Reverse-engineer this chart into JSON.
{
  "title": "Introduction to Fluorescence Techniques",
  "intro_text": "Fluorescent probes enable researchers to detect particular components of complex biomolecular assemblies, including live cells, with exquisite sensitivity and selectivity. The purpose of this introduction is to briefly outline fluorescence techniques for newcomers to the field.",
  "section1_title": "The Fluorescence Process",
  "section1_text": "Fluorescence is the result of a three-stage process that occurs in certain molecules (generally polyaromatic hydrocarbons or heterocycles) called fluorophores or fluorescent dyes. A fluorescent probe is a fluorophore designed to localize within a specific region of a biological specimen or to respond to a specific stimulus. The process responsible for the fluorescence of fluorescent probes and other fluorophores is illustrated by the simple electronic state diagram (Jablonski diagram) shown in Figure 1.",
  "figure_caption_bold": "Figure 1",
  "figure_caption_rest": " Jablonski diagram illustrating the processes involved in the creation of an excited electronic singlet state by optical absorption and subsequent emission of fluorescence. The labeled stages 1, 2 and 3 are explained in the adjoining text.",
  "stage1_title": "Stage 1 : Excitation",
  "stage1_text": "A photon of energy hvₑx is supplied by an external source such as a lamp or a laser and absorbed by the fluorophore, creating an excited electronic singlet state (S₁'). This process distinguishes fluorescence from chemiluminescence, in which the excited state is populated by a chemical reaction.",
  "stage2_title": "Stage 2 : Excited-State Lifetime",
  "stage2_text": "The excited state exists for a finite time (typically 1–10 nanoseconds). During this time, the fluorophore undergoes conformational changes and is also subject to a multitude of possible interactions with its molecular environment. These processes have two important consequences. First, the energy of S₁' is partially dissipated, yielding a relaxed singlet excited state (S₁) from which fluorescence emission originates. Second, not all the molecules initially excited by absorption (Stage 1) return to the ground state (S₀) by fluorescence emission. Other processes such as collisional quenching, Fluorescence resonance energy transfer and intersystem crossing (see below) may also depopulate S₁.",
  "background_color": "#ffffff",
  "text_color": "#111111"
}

========================================================================

What you should do — Extract every entry above as it appears.

Response to the exercise —
Reverse-engineer this chart into JSON.
{
  "title": "Introduction to Fluorescence Techniques",
  "intro_text": "Fluorescent probes enable researchers to detect particular components of complex biomolecular assemblies, including live cells, with exquisite sensitivity and selectivity. The purpose of this introduction is to briefly outline fluorescence techniques for newcomers to the field.",
  "section1_title": "The Fluorescence Process",
  "section1_text": "Fluorescence is the result of a three-stage process that occurs in certain molecules (generally polyaromatic hydrocarbons or heterocycles) called fluorophores or fluorescent dyes. A fluorescent probe is a fluorophore designed to localize within a specific region of a biological specimen or to respond to a specific stimulus. The process responsible for the fluorescence of fluorescent probes and other fluorophores is illustrated by the simple electronic state diagram (Jablonski diagram) shown in Figure 1.",
  "figure_caption_bold": "Figure 1",
  "figure_caption_rest": " Jablonski diagram illustrating the processes involved in the creation of an excited electronic singlet state by optical absorption and subsequent emission of fluorescence. The labeled stages 1, 2 and 3 are explained in the adjoining text.",
  "stage1_title": "Stage 1 : Excitation",
  "stage1_text": "A photon of energy hvₑx is supplied by an external source such as a lamp or a laser and absorbed by the fluorophore, creating an excited electronic singlet state (S₁'). This process distinguishes fluorescence from chemiluminescence, in which the excited state is populated by a chemical reaction.",
  "stage2_title": "Stage 2 : Excited-State Lifetime",
  "stage2_text": "The excited state exists for a finite time (typically 1–10 nanoseconds). During this time, the fluorophore undergoes conformational changes and is also subject to a multitude of possible interactions with its molecular environment. These processes have two important consequences. First, the energy of S₁' is partially dissipated, yielding a relaxed singlet excited state (S₁) from which fluorescence emission originates. Second, not all the molecules initially excited by absorption (Stage 1) return to the ground state (S₀) by fluorescence emission. Other processes such as collisional quenching, Fluorescence resonance energy transfer and intersystem crossing (see below) may also depopulate S₁.",
  "background_color": "#ffffff",
  "text_color": "#111111"
}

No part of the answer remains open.